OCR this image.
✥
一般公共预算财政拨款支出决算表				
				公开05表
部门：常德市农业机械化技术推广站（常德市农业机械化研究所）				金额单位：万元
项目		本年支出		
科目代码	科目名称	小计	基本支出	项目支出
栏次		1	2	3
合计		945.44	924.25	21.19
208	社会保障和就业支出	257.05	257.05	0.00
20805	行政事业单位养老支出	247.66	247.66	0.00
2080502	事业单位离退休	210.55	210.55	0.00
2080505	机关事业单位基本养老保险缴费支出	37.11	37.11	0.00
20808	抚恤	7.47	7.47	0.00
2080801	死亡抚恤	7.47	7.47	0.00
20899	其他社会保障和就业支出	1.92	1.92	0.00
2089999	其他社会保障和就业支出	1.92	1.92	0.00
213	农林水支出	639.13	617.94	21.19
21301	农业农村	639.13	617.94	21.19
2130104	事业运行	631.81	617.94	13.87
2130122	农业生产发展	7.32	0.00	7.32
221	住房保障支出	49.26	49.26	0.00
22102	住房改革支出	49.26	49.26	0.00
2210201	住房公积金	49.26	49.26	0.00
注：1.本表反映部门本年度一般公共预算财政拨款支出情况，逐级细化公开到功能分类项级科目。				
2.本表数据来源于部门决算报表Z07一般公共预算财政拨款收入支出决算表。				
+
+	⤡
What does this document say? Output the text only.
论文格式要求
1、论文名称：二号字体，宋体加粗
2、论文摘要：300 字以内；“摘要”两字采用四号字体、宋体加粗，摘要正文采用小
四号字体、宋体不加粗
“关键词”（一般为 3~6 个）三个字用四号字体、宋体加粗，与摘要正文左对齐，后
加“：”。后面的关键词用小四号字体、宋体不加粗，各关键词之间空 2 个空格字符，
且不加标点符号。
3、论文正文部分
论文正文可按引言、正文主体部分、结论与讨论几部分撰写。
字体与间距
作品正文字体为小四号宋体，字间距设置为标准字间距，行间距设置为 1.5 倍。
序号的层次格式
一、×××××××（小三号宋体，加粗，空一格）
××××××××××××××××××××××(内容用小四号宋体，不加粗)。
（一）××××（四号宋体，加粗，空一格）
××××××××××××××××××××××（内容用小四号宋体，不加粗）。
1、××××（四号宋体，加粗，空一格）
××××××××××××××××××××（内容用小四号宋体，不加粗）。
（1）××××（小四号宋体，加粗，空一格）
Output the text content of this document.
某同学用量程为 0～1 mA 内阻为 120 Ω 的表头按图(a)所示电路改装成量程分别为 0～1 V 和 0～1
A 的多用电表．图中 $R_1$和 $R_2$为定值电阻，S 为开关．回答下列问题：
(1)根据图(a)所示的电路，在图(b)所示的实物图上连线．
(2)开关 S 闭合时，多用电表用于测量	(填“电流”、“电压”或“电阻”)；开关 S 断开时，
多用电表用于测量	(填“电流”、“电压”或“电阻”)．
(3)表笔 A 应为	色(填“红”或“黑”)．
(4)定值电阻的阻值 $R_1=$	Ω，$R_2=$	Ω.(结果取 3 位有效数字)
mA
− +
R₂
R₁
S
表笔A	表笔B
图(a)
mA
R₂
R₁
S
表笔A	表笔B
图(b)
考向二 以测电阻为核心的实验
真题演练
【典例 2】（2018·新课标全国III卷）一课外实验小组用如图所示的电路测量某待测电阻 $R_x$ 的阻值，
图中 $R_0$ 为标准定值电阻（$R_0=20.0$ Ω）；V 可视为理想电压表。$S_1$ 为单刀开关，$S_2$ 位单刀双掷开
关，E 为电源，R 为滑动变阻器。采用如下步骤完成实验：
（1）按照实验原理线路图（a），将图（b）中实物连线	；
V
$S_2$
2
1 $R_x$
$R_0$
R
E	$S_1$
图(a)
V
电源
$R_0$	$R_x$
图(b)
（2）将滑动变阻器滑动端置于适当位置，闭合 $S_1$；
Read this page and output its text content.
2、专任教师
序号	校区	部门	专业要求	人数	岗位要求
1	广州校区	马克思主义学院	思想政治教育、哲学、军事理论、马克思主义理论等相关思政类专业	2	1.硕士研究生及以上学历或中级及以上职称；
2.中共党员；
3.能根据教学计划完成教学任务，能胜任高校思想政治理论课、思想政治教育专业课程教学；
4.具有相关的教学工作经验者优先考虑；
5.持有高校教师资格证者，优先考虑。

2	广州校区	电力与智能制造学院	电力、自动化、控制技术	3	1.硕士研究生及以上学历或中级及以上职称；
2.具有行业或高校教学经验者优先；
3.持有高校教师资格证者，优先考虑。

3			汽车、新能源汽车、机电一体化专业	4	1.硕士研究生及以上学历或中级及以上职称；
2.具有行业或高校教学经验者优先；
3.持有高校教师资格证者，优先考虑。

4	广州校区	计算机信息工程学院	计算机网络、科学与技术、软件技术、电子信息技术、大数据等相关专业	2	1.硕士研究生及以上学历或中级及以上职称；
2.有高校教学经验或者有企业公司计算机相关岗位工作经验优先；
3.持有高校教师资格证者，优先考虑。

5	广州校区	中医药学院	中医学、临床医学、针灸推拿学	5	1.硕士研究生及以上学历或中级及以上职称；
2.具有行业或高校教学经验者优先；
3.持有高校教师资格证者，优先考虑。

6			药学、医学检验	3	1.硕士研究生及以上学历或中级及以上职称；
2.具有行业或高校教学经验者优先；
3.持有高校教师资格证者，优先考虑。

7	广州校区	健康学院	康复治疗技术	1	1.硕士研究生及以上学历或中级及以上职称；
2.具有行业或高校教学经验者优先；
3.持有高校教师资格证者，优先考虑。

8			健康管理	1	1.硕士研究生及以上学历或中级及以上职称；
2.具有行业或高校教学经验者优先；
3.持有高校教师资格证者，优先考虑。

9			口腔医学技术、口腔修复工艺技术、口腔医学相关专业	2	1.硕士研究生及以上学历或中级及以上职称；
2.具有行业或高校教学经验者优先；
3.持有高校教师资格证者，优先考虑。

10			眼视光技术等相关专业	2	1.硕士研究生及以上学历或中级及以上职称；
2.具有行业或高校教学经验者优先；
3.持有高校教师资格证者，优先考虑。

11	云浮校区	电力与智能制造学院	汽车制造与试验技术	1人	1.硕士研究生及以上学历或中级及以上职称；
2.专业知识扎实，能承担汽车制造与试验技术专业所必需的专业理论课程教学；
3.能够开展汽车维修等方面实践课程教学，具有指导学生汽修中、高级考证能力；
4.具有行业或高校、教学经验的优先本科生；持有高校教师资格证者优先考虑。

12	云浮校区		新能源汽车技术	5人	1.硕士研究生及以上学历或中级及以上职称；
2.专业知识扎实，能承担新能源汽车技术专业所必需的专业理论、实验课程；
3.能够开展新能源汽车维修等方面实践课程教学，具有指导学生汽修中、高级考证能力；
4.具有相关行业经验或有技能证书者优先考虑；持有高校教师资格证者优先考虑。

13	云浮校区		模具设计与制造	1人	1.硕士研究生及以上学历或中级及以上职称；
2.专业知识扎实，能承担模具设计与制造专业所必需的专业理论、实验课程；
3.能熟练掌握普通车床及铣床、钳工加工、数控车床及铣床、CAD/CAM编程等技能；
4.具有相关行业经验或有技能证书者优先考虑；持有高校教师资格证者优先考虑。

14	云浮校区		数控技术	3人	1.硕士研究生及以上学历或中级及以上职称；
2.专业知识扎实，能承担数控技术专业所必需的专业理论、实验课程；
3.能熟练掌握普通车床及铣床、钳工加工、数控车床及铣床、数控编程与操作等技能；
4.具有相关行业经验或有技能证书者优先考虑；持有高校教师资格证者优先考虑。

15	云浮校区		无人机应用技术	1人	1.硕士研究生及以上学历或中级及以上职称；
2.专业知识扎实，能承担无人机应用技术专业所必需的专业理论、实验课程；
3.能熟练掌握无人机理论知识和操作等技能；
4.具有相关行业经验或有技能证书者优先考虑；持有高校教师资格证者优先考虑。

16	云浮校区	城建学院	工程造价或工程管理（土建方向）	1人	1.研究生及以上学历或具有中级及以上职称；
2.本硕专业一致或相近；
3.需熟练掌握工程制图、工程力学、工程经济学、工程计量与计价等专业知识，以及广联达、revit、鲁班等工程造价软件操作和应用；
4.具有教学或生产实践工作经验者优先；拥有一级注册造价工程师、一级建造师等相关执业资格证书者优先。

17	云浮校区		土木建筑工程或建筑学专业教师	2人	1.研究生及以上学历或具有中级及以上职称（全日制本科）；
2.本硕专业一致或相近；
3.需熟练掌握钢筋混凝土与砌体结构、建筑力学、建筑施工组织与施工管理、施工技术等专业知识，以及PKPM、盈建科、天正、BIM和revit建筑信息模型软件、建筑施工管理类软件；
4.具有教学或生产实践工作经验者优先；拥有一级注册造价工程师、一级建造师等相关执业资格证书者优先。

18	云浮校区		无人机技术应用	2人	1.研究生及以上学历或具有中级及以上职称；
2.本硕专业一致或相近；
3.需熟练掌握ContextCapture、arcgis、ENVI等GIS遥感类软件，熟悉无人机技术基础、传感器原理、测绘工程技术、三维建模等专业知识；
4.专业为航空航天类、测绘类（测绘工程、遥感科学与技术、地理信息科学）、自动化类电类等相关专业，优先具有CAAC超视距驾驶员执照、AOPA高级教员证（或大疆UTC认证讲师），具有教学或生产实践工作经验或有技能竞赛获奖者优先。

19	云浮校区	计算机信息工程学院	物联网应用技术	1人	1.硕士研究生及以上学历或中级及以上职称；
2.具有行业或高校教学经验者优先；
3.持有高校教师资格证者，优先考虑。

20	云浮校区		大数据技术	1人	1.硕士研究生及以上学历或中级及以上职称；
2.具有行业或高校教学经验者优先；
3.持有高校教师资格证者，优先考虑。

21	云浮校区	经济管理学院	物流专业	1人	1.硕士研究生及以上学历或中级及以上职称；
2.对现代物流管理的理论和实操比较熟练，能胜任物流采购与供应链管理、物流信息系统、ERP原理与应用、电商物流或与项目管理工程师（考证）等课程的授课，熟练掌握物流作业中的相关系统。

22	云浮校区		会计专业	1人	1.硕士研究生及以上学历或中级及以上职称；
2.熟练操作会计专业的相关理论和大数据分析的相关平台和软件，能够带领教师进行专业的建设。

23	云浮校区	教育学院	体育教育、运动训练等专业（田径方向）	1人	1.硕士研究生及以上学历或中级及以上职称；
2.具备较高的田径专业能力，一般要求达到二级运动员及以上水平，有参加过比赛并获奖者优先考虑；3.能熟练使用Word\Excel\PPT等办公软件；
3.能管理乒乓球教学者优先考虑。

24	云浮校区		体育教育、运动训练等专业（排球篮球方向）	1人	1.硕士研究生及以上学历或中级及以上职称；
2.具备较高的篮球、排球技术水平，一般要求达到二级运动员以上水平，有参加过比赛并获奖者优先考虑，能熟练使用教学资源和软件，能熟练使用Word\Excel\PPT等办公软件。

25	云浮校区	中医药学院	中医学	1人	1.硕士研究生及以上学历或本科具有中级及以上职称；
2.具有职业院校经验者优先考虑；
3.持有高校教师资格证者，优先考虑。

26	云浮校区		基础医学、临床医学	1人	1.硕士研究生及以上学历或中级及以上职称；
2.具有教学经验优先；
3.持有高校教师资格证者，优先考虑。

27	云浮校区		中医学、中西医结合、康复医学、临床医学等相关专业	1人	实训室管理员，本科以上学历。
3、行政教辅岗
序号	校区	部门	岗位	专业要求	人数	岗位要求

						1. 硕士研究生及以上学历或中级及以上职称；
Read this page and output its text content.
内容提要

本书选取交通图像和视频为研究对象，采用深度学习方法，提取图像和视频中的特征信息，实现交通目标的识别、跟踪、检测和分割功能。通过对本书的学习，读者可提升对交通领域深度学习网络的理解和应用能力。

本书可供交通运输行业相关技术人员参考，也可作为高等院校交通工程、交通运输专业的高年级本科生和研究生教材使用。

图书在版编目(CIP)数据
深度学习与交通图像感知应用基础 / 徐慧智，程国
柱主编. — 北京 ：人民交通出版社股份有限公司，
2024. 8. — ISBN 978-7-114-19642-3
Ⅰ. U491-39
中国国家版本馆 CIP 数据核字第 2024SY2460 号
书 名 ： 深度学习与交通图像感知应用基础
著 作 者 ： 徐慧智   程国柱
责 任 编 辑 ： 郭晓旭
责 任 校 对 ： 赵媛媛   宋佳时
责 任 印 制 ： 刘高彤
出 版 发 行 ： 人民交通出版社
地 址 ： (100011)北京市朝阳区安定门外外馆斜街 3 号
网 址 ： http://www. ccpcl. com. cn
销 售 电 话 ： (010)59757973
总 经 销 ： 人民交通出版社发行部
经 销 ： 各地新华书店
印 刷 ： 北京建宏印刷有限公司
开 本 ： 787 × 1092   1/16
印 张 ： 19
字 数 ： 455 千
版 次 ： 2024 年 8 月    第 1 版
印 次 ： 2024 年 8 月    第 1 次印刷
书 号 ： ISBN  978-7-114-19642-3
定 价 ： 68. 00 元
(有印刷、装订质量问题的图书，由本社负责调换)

Task to complete
Work through the records above line by line and count those that hold the string "多用电表用于测量". Give only the result.

Reply to the exercise
2